▶ [Work instructions] The records that follow need to be output exactly as they are.

Extracted records
────────────────────

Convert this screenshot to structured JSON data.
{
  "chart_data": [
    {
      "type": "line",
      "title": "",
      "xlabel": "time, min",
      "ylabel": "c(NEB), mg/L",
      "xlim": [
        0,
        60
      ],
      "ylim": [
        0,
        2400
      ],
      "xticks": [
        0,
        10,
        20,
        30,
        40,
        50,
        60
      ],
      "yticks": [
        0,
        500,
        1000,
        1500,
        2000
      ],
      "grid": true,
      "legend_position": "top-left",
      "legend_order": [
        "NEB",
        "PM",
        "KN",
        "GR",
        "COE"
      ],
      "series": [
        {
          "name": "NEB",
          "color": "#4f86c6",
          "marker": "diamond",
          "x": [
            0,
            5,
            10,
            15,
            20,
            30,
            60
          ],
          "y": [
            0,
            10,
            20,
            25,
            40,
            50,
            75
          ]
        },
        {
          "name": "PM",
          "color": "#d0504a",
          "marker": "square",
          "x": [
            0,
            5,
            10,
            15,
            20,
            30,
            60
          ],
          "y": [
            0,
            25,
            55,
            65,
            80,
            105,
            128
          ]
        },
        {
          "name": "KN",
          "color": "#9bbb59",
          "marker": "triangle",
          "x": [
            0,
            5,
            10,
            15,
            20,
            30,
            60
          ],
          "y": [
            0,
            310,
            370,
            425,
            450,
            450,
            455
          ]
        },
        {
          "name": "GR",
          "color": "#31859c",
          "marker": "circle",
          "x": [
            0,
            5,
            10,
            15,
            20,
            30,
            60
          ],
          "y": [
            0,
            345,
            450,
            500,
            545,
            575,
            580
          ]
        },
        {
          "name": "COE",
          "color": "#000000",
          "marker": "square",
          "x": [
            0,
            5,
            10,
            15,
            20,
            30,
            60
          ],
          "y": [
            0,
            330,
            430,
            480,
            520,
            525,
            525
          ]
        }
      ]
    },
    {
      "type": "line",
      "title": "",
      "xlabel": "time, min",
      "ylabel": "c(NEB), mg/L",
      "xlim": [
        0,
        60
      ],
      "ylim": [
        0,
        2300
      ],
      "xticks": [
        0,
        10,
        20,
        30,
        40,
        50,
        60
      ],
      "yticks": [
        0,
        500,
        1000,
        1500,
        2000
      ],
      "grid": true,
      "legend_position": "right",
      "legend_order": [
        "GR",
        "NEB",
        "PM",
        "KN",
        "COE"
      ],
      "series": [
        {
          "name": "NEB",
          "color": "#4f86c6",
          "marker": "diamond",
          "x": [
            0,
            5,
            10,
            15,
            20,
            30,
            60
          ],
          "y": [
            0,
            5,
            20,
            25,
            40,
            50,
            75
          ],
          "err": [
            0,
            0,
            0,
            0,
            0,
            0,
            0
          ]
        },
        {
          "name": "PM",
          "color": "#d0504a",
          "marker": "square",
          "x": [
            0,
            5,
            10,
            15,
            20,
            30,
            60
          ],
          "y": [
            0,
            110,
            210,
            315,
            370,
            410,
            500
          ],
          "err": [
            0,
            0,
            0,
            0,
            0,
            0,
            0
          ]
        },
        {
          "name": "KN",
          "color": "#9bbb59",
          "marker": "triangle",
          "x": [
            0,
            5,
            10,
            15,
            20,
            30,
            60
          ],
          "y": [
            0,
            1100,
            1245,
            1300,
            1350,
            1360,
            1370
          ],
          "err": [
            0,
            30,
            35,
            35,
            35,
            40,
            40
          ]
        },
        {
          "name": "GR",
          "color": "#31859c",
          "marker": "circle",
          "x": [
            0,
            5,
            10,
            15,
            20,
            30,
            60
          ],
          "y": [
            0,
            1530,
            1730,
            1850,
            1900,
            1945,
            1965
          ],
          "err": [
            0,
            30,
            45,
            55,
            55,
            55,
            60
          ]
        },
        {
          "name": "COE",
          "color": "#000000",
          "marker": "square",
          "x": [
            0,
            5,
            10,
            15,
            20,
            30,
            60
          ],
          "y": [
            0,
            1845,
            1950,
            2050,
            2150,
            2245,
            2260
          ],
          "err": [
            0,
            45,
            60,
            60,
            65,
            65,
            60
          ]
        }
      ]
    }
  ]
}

────────────────────

▶ [Task result]
Convert this screenshot to structured JSON data.
{
  "chart_data": [
    {
      "type": "line",
      "title": "",
      "xlabel": "time, min",
      "ylabel": "c(NEB), mg/L",
      "xlim": [
        0,
        60
      ],
      "ylim": [
        0,
        2400
      ],
      "xticks": [
        0,
        10,
        20,
        30,
        40,
        50,
        60
      ],
      "yticks": [
        0,
        500,
        1000,
        1500,
        2000
      ],
      "grid": true,
      "legend_position": "top-left",
      "legend_order": [
        "NEB",
        "PM",
        "KN",
        "GR",
        "COE"
      ],
      "series": [
        {
          "name": "NEB",
          "color": "#4f86c6",
          "marker": "diamond",
          "x": [
            0,
            5,
            10,
            15,
            20,
            30,
            60
          ],
          "y": [
            0,
            10,
            20,
            25,
            40,
            50,
            75
          ]
        },
        {
          "name": "PM",
          "color": "#d0504a",
          "marker": "square",
          "x": [
            0,
            5,
            10,
            15,
            20,
            30,
            60
          ],
          "y": [
            0,
            25,
            55,
            65,
            80,
            105,
            128
          ]
        },
        {
          "name": "KN",
          "color": "#9bbb59",
          "marker": "triangle",
          "x": [
            0,
            5,
            10,
            15,
            20,
            30,
            60
          ],
          "y": [
            0,
            310,
            370,
            425,
            450,
            450,
            455
          ]
        },
        {
          "name": "GR",
          "color": "#31859c",
          "marker": "circle",
          "x": [
            0,
            5,
            10,
            15,
            20,
            30,
            60
          ],
          "y": [
            0,
            345,
            450,
            500,
            545,
            575,
            580
          ]
        },
        {
          "name": "COE",
          "color": "#000000",
          "marker": "square",
          "x": [
            0,
            5,
            10,
            15,
            20,
            30,
            60
          ],
          "y": [
            0,
            330,
            430,
            480,
            520,
            525,
            525
          ]
        }
      ]
    },
    {
      "type": "line",
      "title": "",
      "xlabel": "time, min",
      "ylabel": "c(NEB), mg/L",
      "xlim": [
        0,
        60
      ],
      "ylim": [
        0,
        2300
      ],
      "xticks": [
        0,
        10,
        20,
        30,
        40,
        50,
        60
      ],
      "yticks": [
        0,
        500,
        1000,
        1500,
        2000
      ],
      "grid": true,
      "legend_position": "right",
      "legend_order": [
        "GR",
        "NEB",
        "PM",
        "KN",
        "COE"
      ],
      "series": [
        {
          "name": "NEB",
          "color": "#4f86c6",
          "marker": "diamond",
          "x": [
            0,
            5,
            10,
            15,
            20,
            30,
            60
          ],
          "y": [
            0,
            5,
            20,
            25,
            40,
            50,
            75
          ],
          "err": [
            0,
            0,
            0,
            0,
            0,
            0,
            0
          ]
        },
        {
          "name": "PM",
          "color": "#d0504a",
          "marker": "square",
          "x": [
            0,
            5,
            10,
            15,
            20,
            30,
            60
          ],
          "y": [
            0,
            110,
            210,
            315,
            370,
            410,
            500
          ],
          "err": [
            0,
            0,
            0,
            0,
            0,
            0,
            0
          ]
        },
        {
          "name": "KN",
          "color": "#9bbb59",
          "marker": "triangle",
          "x": [
            0,
            5,
            10,
            15,
            20,
            30,
            60
          ],
          "y": [
            0,
            1100,
            1245,
            1300,
            1350,
            1360,
            1370
          ],
          "err": [
            0,
            30,
            35,
            35,
            35,
            40,
            40
          ]
        },
        {
          "name": "GR",
          "color": "#31859c",
          "marker": "circle",
          "x": [
            0,
            5,
            10,
            15,
            20,
            30,
            60
          ],
          "y": [
            0,
            1530,
            1730,
            1850,
            1900,
            1945,
            1965
          ],
          "err": [
            0,
            30,
            45,
            55,
            55,
            55,
            60
          ]
        },
        {
          "name": "COE",
          "color": "#000000",
          "marker": "square",
          "x": [
            0,
            5,
            10,
            15,
            20,
            30,
            60
          ],
          "y": [
            0,
            1845,
            1950,
            2050,
            2150,
            2245,
            2260
          ],
          "err": [
            0,
            45,
            60,
            60,
            65,
            65,
            60
          ]
        }
      ]
    }
  ]
}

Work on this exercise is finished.